(Spatial annotation data)
---

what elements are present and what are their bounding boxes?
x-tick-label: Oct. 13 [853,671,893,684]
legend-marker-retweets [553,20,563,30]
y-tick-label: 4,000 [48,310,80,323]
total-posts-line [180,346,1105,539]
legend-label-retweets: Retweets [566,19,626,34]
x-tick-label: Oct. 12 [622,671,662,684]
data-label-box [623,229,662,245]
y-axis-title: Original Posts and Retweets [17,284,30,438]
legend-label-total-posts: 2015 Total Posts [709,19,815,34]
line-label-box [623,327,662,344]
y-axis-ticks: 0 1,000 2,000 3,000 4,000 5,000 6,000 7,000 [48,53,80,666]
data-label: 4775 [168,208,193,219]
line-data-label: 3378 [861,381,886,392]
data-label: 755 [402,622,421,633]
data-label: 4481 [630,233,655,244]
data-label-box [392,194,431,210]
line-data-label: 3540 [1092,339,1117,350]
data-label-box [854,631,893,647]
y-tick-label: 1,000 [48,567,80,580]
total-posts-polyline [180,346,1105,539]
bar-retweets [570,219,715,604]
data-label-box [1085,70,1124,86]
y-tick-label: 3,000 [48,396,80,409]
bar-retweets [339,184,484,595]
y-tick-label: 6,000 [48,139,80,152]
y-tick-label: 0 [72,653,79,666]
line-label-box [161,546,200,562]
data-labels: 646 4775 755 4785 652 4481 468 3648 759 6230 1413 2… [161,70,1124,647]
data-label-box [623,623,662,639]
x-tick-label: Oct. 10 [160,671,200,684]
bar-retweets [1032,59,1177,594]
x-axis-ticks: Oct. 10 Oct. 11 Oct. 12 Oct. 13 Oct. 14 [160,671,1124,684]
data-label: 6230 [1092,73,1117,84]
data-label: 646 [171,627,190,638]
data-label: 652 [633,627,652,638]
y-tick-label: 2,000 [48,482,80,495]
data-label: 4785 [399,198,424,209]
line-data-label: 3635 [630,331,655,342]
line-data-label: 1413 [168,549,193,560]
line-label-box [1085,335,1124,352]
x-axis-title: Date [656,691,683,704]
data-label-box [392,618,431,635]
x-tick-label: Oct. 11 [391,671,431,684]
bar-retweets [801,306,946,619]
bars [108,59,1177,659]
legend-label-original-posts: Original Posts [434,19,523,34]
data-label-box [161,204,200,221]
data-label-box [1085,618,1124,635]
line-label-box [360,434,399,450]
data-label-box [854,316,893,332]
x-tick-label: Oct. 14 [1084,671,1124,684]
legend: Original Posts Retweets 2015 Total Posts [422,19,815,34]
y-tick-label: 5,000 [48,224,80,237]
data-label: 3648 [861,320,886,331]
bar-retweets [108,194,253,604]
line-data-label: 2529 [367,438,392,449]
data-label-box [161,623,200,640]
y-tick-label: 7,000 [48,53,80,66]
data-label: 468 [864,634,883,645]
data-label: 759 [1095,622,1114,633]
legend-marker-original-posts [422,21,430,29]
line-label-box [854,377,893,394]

---

▶ _WHAT YOU WILL DO_
Collect every line of the data above that contains the string "axis", copying each one in full.

▶ _TASK ANSWER_
y-axis-title: Original Posts and Retweets [17,284,30,438]
y-axis-ticks: 0 1,000 2,000 3,000 4,000 5,000 6,000 7,000 [48,53,80,666]
x-axis-ticks: Oct. 10 Oct. 11 Oct. 12 Oct. 13 Oct. 14 [160,671,1124,684]
x-axis-title: Date [656,691,683,704]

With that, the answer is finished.